▶ [The task]: Which lines below hold the word "this"? Report each one.

▶ [Data]:
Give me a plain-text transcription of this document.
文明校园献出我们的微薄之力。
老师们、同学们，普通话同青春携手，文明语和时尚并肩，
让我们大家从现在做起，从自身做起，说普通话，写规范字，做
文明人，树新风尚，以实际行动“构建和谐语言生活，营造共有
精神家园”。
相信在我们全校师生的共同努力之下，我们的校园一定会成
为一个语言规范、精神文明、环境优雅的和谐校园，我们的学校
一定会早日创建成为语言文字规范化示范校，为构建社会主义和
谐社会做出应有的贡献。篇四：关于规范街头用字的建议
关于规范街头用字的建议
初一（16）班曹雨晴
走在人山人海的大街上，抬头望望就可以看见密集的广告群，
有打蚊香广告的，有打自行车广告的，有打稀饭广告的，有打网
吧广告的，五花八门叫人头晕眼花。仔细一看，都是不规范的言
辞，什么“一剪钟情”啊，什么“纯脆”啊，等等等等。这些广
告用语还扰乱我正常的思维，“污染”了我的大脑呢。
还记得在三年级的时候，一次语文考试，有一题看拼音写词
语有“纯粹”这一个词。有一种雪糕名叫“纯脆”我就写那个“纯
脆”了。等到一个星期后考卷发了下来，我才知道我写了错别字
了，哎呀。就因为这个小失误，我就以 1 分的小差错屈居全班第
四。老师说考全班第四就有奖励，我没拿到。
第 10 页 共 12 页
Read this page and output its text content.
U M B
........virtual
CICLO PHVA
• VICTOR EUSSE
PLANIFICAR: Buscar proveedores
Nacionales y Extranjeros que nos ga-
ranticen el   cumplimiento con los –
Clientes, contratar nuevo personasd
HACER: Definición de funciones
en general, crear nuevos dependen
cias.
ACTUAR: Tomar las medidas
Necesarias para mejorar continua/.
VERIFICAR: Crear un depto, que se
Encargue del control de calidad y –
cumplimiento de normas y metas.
...
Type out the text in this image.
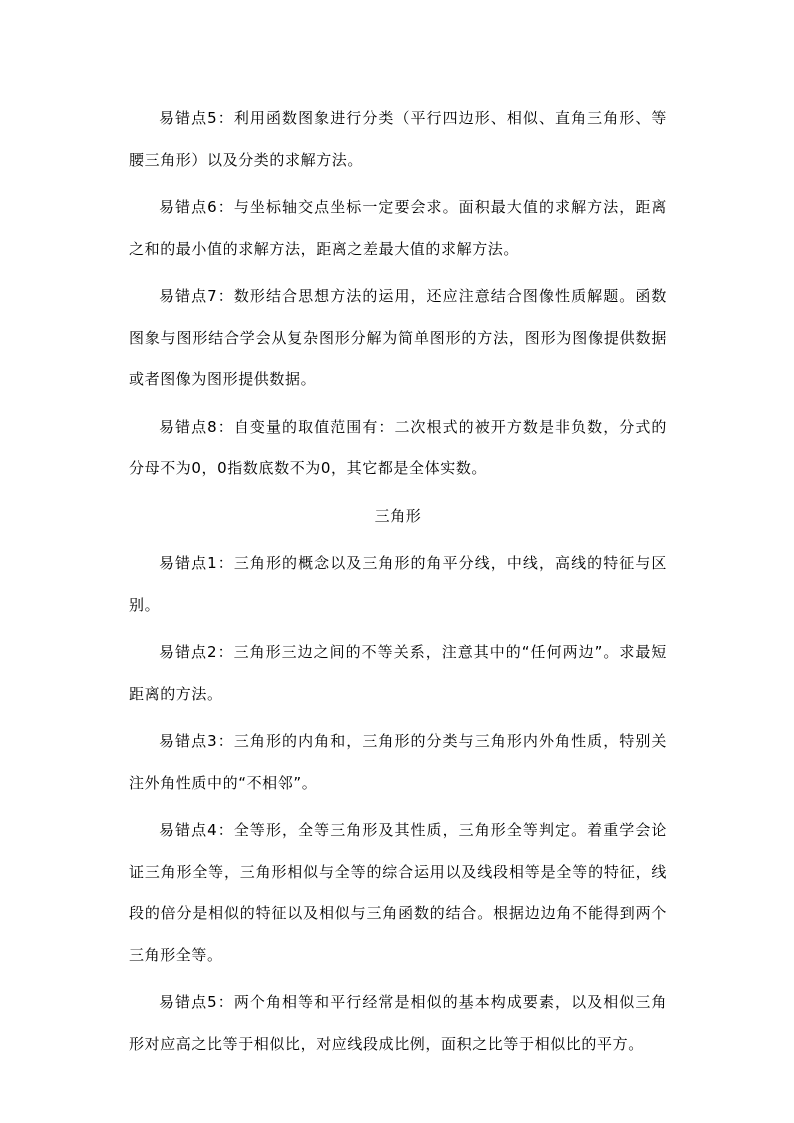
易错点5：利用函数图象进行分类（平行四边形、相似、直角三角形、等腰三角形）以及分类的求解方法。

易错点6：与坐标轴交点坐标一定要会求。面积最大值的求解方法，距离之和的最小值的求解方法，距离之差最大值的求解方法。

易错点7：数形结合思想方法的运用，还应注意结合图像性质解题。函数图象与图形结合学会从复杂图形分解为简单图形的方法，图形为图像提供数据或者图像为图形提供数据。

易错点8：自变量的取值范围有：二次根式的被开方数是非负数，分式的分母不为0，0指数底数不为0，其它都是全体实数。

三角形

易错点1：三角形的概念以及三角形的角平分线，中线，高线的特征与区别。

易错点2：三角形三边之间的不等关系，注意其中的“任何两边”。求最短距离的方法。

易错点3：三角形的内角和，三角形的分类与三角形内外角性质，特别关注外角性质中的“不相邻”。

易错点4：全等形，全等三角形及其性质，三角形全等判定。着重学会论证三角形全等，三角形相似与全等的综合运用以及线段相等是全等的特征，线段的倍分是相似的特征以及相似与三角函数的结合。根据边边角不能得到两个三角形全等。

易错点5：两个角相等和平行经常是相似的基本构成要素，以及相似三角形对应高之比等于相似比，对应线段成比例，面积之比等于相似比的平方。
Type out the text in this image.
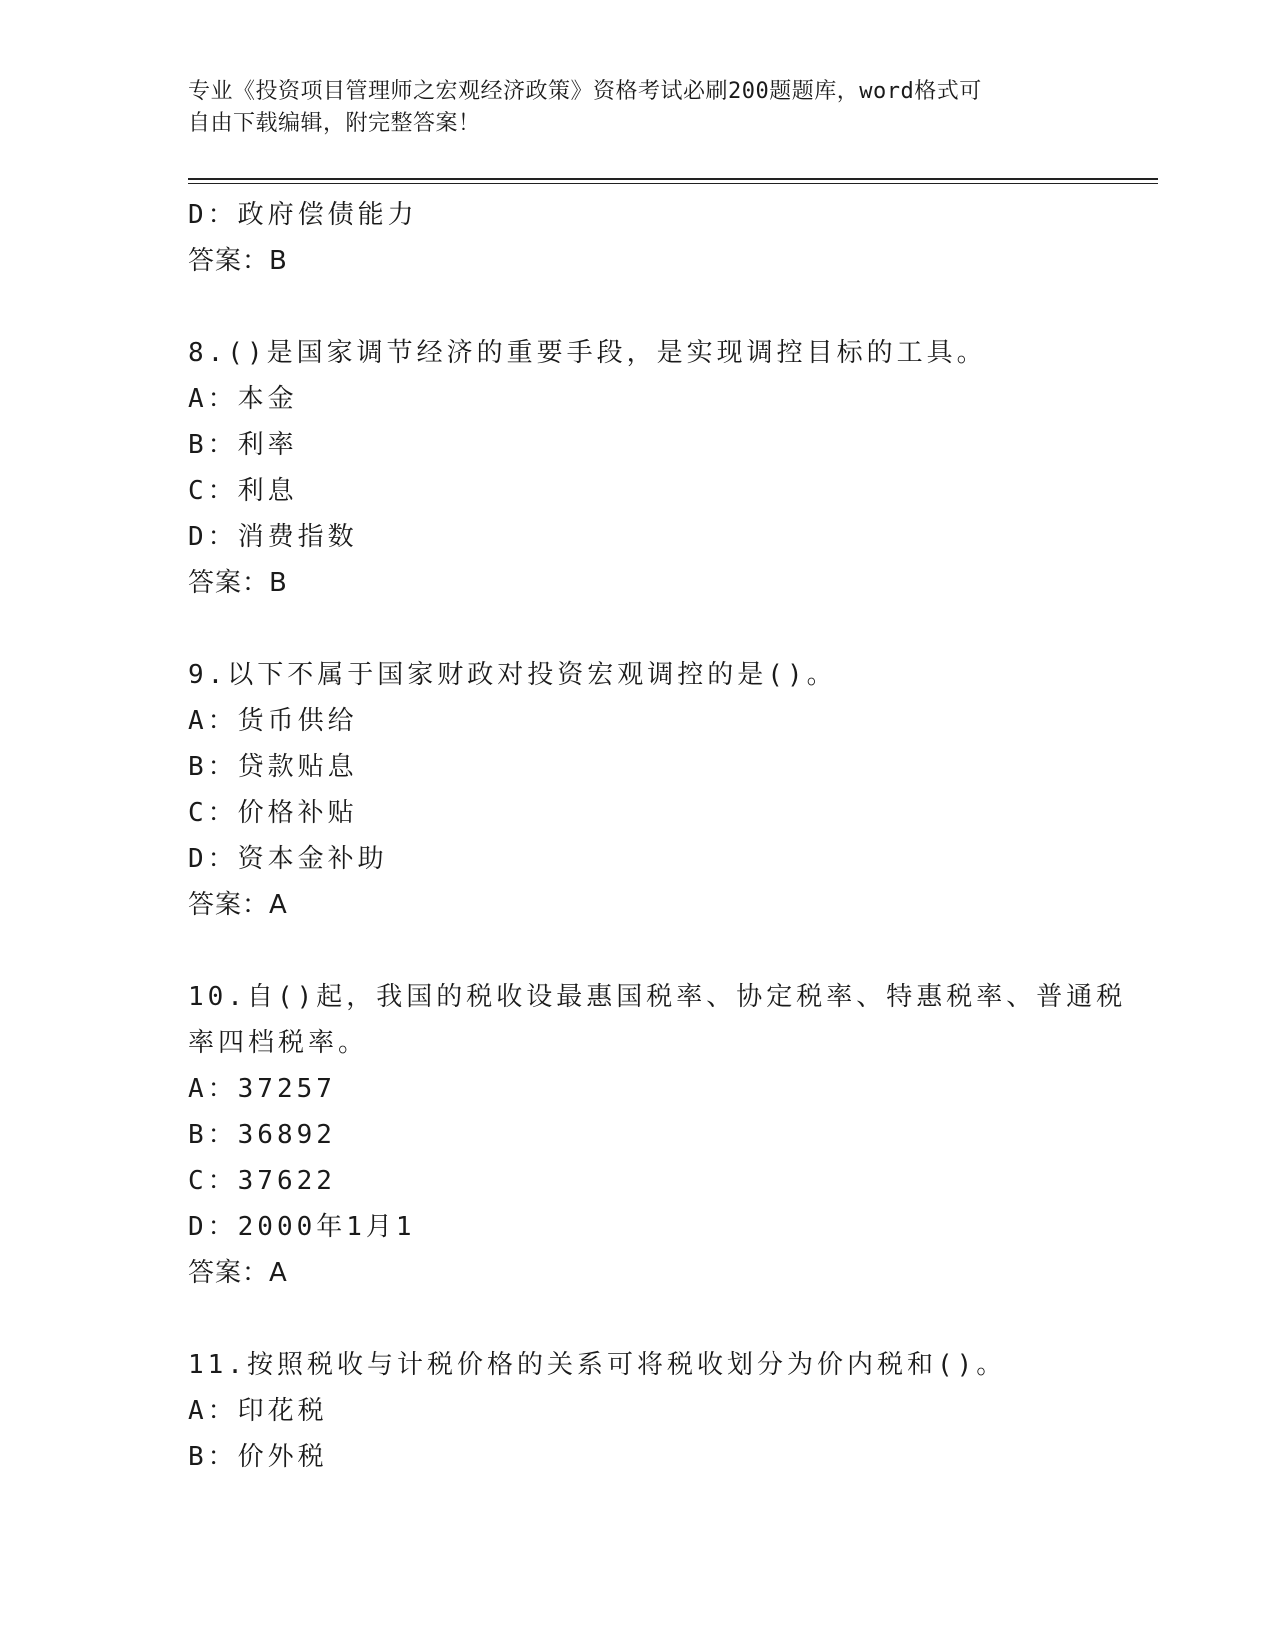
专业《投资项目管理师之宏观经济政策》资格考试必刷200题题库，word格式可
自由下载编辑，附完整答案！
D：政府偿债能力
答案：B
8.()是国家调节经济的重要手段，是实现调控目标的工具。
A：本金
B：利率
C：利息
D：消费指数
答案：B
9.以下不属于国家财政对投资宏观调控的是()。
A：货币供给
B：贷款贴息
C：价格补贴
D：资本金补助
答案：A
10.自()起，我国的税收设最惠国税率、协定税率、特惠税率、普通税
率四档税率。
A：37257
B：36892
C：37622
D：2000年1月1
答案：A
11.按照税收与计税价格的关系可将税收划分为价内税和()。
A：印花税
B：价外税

▶ [Solution to the exercise]:
Give me a plain-text transcription of this document.
Read this page and output its text content.
Type out the text in this image.
Type out the text in this image.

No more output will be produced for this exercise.